[REQUIREMENT]:
Work through the data line by line, gathering every line that has the word "question".
## start RAW DATA
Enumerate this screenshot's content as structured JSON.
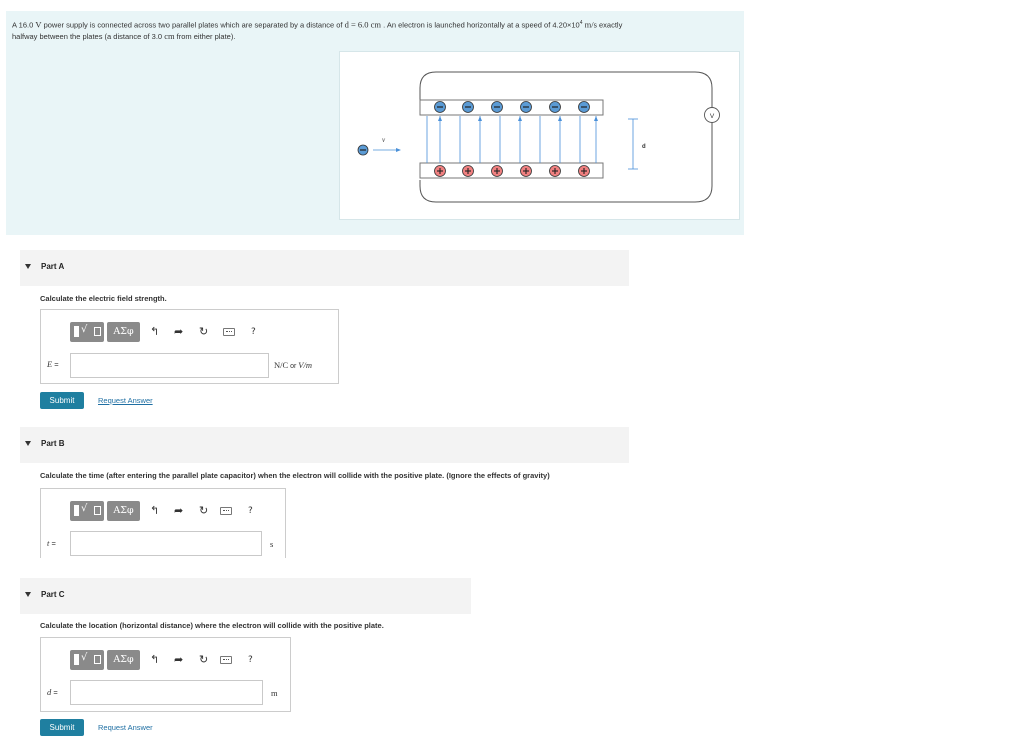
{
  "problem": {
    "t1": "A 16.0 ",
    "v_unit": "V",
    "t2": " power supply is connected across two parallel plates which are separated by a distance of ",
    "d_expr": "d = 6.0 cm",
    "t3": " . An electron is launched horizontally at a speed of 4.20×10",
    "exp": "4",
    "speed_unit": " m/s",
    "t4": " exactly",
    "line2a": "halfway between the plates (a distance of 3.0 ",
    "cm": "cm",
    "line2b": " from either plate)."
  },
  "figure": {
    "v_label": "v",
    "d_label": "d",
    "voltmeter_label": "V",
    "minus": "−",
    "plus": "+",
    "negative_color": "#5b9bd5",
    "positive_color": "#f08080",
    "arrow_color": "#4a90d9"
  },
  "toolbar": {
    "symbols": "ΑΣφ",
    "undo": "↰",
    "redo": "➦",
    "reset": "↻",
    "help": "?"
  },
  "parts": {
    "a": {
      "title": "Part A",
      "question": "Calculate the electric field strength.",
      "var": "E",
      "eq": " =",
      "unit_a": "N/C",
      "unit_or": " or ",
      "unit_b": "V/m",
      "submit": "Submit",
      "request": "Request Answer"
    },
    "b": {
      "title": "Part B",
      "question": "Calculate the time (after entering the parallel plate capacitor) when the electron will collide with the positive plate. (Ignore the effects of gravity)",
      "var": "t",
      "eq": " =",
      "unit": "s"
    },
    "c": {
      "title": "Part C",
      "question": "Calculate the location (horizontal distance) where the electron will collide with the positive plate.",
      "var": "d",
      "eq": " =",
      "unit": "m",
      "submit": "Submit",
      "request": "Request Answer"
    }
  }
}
## end RAW DATA
[SOLUTION TO THE EXERCISE]:
      "question": "Calculate the electric field strength.",
      "question": "Calculate the time (after entering the parallel plate capacitor) when the electron will collide with the positive plate. (Ignore the effects of gravity)",
      "question": "Calculate the location (horizontal distance) where the electron will collide with the positive plate.",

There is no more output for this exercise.